====== EXERCISE INPUTS ======

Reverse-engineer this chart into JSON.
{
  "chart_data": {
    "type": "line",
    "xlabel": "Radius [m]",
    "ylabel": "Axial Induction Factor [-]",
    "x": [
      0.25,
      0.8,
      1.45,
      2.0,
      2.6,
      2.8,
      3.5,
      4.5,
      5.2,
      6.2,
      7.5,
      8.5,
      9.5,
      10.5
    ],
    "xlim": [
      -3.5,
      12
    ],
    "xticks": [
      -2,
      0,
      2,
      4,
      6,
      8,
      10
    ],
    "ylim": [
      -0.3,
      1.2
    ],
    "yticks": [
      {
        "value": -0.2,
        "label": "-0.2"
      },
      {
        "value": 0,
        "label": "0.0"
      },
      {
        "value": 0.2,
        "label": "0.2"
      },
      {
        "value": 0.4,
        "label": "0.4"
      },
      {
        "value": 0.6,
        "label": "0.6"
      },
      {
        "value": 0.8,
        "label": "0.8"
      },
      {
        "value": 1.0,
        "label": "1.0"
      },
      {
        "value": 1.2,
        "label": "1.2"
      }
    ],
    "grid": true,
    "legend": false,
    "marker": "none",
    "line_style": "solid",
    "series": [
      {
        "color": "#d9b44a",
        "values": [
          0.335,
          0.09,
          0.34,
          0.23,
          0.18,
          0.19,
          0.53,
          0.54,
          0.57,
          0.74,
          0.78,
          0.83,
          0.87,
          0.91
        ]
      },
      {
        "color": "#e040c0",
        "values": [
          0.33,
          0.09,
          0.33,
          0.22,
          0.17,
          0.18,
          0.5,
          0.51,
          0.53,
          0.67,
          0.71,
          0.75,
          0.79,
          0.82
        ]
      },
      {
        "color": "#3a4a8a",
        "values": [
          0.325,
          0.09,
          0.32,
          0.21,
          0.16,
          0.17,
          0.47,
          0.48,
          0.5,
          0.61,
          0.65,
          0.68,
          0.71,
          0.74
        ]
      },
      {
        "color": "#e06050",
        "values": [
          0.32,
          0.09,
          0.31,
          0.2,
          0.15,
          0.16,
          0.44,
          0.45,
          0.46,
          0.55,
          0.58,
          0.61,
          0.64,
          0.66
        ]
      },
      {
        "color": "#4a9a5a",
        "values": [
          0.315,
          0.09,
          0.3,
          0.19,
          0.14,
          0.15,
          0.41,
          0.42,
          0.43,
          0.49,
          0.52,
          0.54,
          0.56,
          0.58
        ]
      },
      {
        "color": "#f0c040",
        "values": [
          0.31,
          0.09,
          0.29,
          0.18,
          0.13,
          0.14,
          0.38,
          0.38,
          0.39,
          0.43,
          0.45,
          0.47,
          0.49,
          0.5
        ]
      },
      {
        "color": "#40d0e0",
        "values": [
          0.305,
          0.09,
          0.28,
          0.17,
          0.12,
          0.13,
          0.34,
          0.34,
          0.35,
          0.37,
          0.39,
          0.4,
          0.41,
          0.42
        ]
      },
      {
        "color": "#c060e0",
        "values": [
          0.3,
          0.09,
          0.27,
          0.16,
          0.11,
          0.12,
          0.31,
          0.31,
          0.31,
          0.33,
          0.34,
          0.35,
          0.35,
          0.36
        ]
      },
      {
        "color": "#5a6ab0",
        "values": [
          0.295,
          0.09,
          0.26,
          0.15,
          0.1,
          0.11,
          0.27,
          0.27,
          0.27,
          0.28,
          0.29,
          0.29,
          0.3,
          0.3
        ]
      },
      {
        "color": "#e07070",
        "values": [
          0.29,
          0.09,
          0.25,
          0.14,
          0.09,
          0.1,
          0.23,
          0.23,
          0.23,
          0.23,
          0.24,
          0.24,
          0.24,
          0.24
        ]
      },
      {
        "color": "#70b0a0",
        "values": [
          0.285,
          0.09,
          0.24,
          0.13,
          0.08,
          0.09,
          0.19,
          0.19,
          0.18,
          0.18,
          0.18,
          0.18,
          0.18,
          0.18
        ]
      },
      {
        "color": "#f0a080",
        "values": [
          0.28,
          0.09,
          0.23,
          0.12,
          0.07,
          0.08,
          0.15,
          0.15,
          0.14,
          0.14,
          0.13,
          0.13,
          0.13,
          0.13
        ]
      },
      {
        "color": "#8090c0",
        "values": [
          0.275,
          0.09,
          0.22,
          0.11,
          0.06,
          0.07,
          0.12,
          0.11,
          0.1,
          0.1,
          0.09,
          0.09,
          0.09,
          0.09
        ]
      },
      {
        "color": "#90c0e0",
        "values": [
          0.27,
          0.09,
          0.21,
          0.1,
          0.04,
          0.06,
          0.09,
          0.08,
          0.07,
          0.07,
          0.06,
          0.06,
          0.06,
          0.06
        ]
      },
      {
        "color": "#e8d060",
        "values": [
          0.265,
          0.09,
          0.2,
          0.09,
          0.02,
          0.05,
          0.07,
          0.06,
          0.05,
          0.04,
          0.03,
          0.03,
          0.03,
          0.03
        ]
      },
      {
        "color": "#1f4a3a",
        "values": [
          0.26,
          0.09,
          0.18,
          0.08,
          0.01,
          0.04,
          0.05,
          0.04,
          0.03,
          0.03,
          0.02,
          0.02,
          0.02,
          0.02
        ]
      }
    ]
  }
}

======

TASK STATEMENT:
Copy all of the data. Keep every word exactly as it is.

THE REPLY:
Reverse-engineer this chart into JSON.
{
  "chart_data": {
    "type": "line",
    "xlabel": "Radius [m]",
    "ylabel": "Axial Induction Factor [-]",
    "x": [
      0.25,
      0.8,
      1.45,
      2.0,
      2.6,
      2.8,
      3.5,
      4.5,
      5.2,
      6.2,
      7.5,
      8.5,
      9.5,
      10.5
    ],
    "xlim": [
      -3.5,
      12
    ],
    "xticks": [
      -2,
      0,
      2,
      4,
      6,
      8,
      10
    ],
    "ylim": [
      -0.3,
      1.2
    ],
    "yticks": [
      {
        "value": -0.2,
        "label": "-0.2"
      },
      {
        "value": 0,
        "label": "0.0"
      },
      {
        "value": 0.2,
        "label": "0.2"
      },
      {
        "value": 0.4,
        "label": "0.4"
      },
      {
        "value": 0.6,
        "label": "0.6"
      },
      {
        "value": 0.8,
        "label": "0.8"
      },
      {
        "value": 1.0,
        "label": "1.0"
      },
      {
        "value": 1.2,
        "label": "1.2"
      }
    ],
    "grid": true,
    "legend": false,
    "marker": "none",
    "line_style": "solid",
    "series": [
      {
        "color": "#d9b44a",
        "values": [
          0.335,
          0.09,
          0.34,
          0.23,
          0.18,
          0.19,
          0.53,
          0.54,
          0.57,
          0.74,
          0.78,
          0.83,
          0.87,
          0.91
        ]
      },
      {
        "color": "#e040c0",
        "values": [
          0.33,
          0.09,
          0.33,
          0.22,
          0.17,
          0.18,
          0.5,
          0.51,
          0.53,
          0.67,
          0.71,
          0.75,
          0.79,
          0.82
        ]
      },
      {
        "color": "#3a4a8a",
        "values": [
          0.325,
          0.09,
          0.32,
          0.21,
          0.16,
          0.17,
          0.47,
          0.48,
          0.5,
          0.61,
          0.65,
          0.68,
          0.71,
          0.74
        ]
      },
      {
        "color": "#e06050",
        "values": [
          0.32,
          0.09,
          0.31,
          0.2,
          0.15,
          0.16,
          0.44,
          0.45,
          0.46,
          0.55,
          0.58,
          0.61,
          0.64,
          0.66
        ]
      },
      {
        "color": "#4a9a5a",
        "values": [
          0.315,
          0.09,
          0.3,
          0.19,
          0.14,
          0.15,
          0.41,
          0.42,
          0.43,
          0.49,
          0.52,
          0.54,
          0.56,
          0.58
        ]
      },
      {
        "color": "#f0c040",
        "values": [
          0.31,
          0.09,
          0.29,
          0.18,
          0.13,
          0.14,
          0.38,
          0.38,
          0.39,
          0.43,
          0.45,
          0.47,
          0.49,
          0.5
        ]
      },
      {
        "color": "#40d0e0",
        "values": [
          0.305,
          0.09,
          0.28,
          0.17,
          0.12,
          0.13,
          0.34,
          0.34,
          0.35,
          0.37,
          0.39,
          0.4,
          0.41,
          0.42
        ]
      },
      {
        "color": "#c060e0",
        "values": [
          0.3,
          0.09,
          0.27,
          0.16,
          0.11,
          0.12,
          0.31,
          0.31,
          0.31,
          0.33,
          0.34,
          0.35,
          0.35,
          0.36
        ]
      },
      {
        "color": "#5a6ab0",
        "values": [
          0.295,
          0.09,
          0.26,
          0.15,
          0.1,
          0.11,
          0.27,
          0.27,
          0.27,
          0.28,
          0.29,
          0.29,
          0.3,
          0.3
        ]
      },
      {
        "color": "#e07070",
        "values": [
          0.29,
          0.09,
          0.25,
          0.14,
          0.09,
          0.1,
          0.23,
          0.23,
          0.23,
          0.23,
          0.24,
          0.24,
          0.24,
          0.24
        ]
      },
      {
        "color": "#70b0a0",
        "values": [
          0.285,
          0.09,
          0.24,
          0.13,
          0.08,
          0.09,
          0.19,
          0.19,
          0.18,
          0.18,
          0.18,
          0.18,
          0.18,
          0.18
        ]
      },
      {
        "color": "#f0a080",
        "values": [
          0.28,
          0.09,
          0.23,
          0.12,
          0.07,
          0.08,
          0.15,
          0.15,
          0.14,
          0.14,
          0.13,
          0.13,
          0.13,
          0.13
        ]
      },
      {
        "color": "#8090c0",
        "values": [
          0.275,
          0.09,
          0.22,
          0.11,
          0.06,
          0.07,
          0.12,
          0.11,
          0.1,
          0.1,
          0.09,
          0.09,
          0.09,
          0.09
        ]
      },
      {
        "color": "#90c0e0",
        "values": [
          0.27,
          0.09,
          0.21,
          0.1,
          0.04,
          0.06,
          0.09,
          0.08,
          0.07,
          0.07,
          0.06,
          0.06,
          0.06,
          0.06
        ]
      },
      {
        "color": "#e8d060",
        "values": [
          0.265,
          0.09,
          0.2,
          0.09,
          0.02,
          0.05,
          0.07,
          0.06,
          0.05,
          0.04,
          0.03,
          0.03,
          0.03,
          0.03
        ]
      },
      {
        "color": "#1f4a3a",
        "values": [
          0.26,
          0.09,
          0.18,
          0.08,
          0.01,
          0.04,
          0.05,
          0.04,
          0.03,
          0.03,
          0.02,
          0.02,
          0.02,
          0.02
        ]
      }
    ]
  }
}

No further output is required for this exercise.